WHAT YOU ARE ASKED TO DO: Each record below should appear again exactly as written.

(Dataset records)
-- START --

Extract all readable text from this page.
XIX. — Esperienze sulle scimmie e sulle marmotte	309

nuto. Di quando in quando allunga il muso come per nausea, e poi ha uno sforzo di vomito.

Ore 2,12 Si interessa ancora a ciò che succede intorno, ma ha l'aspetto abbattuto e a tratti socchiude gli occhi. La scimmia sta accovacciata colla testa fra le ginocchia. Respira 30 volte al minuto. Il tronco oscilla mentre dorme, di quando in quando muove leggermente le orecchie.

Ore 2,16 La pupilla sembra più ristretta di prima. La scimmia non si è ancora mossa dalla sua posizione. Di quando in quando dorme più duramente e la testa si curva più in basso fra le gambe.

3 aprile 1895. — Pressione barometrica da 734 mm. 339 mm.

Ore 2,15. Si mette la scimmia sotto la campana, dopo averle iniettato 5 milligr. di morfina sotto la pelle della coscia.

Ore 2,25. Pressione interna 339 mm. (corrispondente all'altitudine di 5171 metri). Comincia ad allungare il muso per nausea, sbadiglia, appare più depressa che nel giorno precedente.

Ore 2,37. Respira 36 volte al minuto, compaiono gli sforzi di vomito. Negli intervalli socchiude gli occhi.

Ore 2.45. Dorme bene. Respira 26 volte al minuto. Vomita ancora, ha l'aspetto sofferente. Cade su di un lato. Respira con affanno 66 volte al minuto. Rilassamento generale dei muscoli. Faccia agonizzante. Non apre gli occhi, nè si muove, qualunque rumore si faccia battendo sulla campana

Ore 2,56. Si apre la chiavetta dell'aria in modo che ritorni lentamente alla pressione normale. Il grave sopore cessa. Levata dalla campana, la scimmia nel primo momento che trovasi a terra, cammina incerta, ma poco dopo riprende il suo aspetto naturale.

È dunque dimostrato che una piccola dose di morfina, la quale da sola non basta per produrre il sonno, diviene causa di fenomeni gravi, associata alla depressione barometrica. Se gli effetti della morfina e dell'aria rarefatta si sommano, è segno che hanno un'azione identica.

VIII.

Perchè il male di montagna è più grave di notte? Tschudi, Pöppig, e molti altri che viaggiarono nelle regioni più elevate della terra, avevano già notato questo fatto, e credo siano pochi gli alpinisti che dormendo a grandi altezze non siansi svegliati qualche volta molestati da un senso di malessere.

-- END --

ANSWER FOR THIS EXERCISE:
Extract all readable text from this page.
XIX. — Esperienze sulle scimmie e sulle marmotte	309

nuto. Di quando in quando allunga il muso come per nausea, e poi ha uno sforzo di vomito.

Ore 2,12 Si interessa ancora a ciò che succede intorno, ma ha l'aspetto abbattuto e a tratti socchiude gli occhi. La scimmia sta accovacciata colla testa fra le ginocchia. Respira 30 volte al minuto. Il tronco oscilla mentre dorme, di quando in quando muove leggermente le orecchie.

Ore 2,16 La pupilla sembra più ristretta di prima. La scimmia non si è ancora mossa dalla sua posizione. Di quando in quando dorme più duramente e la testa si curva più in basso fra le gambe.

3 aprile 1895. — Pressione barometrica da 734 mm. 339 mm.

Ore 2,15. Si mette la scimmia sotto la campana, dopo averle iniettato 5 milligr. di morfina sotto la pelle della coscia.

Ore 2,25. Pressione interna 339 mm. (corrispondente all'altitudine di 5171 metri). Comincia ad allungare il muso per nausea, sbadiglia, appare più depressa che nel giorno precedente.

Ore 2,37. Respira 36 volte al minuto, compaiono gli sforzi di vomito. Negli intervalli socchiude gli occhi.

Ore 2.45. Dorme bene. Respira 26 volte al minuto. Vomita ancora, ha l'aspetto sofferente. Cade su di un lato. Respira con affanno 66 volte al minuto. Rilassamento generale dei muscoli. Faccia agonizzante. Non apre gli occhi, nè si muove, qualunque rumore si faccia battendo sulla campana

Ore 2,56. Si apre la chiavetta dell'aria in modo che ritorni lentamente alla pressione normale. Il grave sopore cessa. Levata dalla campana, la scimmia nel primo momento che trovasi a terra, cammina incerta, ma poco dopo riprende il suo aspetto naturale.

È dunque dimostrato che una piccola dose di morfina, la quale da sola non basta per produrre il sonno, diviene causa di fenomeni gravi, associata alla depressione barometrica. Se gli effetti della morfina e dell'aria rarefatta si sommano, è segno che hanno un'azione identica.

VIII.

Perchè il male di montagna è più grave di notte? Tschudi, Pöppig, e molti altri che viaggiarono nelle regioni più elevate della terra, avevano già notato questo fatto, e credo siano pochi gli alpinisti che dormendo a grandi altezze non siansi svegliati qualche volta molestati da un senso di malessere.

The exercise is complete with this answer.